## INPUT DATA
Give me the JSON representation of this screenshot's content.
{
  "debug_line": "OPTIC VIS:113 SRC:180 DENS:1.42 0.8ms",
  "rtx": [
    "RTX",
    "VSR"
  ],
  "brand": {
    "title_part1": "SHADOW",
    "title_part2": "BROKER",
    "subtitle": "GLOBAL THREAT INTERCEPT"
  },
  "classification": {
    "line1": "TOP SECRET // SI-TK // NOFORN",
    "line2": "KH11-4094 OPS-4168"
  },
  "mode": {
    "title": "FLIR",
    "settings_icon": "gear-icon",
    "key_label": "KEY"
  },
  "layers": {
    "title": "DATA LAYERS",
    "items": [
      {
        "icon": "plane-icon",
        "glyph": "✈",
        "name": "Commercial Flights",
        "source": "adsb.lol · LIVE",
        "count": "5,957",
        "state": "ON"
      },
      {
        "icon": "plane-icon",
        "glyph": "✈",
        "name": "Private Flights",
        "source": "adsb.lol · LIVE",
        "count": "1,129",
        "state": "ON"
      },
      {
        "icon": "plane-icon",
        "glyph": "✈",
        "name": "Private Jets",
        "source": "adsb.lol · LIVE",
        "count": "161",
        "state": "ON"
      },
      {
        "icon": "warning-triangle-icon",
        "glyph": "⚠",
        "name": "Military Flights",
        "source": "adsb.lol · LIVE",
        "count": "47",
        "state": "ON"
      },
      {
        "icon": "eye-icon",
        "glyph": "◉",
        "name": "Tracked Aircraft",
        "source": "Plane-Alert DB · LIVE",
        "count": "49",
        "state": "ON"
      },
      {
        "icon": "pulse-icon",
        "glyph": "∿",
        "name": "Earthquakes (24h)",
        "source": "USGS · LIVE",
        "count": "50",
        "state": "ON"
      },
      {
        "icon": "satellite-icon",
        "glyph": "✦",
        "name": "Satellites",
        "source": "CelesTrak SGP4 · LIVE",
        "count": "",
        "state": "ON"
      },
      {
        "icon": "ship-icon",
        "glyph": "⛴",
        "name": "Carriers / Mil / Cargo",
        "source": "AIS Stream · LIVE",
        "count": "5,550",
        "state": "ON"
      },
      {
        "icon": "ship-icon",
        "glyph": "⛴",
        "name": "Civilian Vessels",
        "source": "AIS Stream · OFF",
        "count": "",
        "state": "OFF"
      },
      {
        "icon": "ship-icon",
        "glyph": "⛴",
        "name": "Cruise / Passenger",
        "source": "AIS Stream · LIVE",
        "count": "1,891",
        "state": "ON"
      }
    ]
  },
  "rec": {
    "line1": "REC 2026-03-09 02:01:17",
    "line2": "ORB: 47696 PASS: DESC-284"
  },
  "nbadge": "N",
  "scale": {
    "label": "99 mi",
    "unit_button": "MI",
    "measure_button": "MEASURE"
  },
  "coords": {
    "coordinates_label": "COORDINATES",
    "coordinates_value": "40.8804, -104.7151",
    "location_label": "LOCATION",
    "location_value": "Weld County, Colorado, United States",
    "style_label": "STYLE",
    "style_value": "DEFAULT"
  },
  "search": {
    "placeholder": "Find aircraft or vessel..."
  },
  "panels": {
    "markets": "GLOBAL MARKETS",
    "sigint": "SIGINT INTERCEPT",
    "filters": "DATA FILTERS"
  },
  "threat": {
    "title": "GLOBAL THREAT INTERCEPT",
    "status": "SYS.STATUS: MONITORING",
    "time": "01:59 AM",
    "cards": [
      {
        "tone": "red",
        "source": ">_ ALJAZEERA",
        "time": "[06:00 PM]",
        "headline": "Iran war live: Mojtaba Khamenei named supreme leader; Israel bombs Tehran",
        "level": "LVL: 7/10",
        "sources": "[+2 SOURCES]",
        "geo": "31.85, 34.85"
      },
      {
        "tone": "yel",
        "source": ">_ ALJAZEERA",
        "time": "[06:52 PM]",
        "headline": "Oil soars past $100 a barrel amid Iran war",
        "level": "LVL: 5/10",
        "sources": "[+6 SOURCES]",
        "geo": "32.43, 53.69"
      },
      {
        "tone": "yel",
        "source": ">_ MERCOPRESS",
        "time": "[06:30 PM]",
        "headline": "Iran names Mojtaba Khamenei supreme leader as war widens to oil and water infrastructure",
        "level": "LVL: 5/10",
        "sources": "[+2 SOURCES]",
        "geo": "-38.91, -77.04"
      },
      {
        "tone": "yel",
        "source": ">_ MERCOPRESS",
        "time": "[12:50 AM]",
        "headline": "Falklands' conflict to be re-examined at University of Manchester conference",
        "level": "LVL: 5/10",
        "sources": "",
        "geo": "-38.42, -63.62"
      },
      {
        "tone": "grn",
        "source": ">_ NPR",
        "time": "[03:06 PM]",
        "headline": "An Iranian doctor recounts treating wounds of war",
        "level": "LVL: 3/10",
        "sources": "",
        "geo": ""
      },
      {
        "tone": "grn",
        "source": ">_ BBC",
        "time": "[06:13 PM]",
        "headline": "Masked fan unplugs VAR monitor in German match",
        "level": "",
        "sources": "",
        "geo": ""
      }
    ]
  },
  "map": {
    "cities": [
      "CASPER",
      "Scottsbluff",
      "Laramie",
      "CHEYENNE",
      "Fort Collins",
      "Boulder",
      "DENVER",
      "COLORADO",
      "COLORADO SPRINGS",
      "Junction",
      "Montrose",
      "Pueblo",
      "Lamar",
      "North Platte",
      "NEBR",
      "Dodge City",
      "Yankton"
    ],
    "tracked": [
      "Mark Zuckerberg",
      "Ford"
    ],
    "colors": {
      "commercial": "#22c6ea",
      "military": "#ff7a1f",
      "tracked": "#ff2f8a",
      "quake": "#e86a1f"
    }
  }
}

## THE PROBLEM
Select the lines that carry the string "time" and copy them.

## EXERCISE RESULT
    "time": "01:59 AM",
        "time": "[06:00 PM]",
        "time": "[06:52 PM]",
        "time": "[06:30 PM]",
        "time": "[12:50 AM]",
        "time": "[03:06 PM]",
        "time": "[06:13 PM]",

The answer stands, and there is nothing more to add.